/---
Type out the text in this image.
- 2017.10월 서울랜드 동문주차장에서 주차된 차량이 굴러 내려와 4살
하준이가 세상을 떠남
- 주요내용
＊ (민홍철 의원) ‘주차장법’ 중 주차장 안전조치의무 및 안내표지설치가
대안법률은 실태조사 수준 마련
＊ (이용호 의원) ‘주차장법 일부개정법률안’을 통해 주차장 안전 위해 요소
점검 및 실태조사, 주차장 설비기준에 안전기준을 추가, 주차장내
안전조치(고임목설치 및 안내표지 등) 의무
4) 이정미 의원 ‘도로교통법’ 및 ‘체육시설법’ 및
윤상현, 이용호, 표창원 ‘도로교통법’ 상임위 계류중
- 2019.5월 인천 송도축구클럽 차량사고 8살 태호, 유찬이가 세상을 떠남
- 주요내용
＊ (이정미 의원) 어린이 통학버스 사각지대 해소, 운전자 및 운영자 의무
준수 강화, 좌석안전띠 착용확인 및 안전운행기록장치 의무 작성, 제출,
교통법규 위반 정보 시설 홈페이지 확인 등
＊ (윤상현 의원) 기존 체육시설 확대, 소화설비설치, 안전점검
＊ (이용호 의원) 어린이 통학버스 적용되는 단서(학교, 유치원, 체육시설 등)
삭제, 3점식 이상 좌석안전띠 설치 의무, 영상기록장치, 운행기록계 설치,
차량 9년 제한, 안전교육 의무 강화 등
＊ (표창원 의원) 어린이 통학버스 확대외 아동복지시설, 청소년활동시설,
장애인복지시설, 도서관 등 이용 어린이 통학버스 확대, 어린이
\---
# Aim
Copy out every line from the material above in which the word "도로교통법" appears.

# Answer to the task
4) 이정미 의원 ‘도로교통법’ 및 ‘체육시설법’ 및
윤상현, 이용호, 표창원 ‘도로교통법’ 상임위 계류중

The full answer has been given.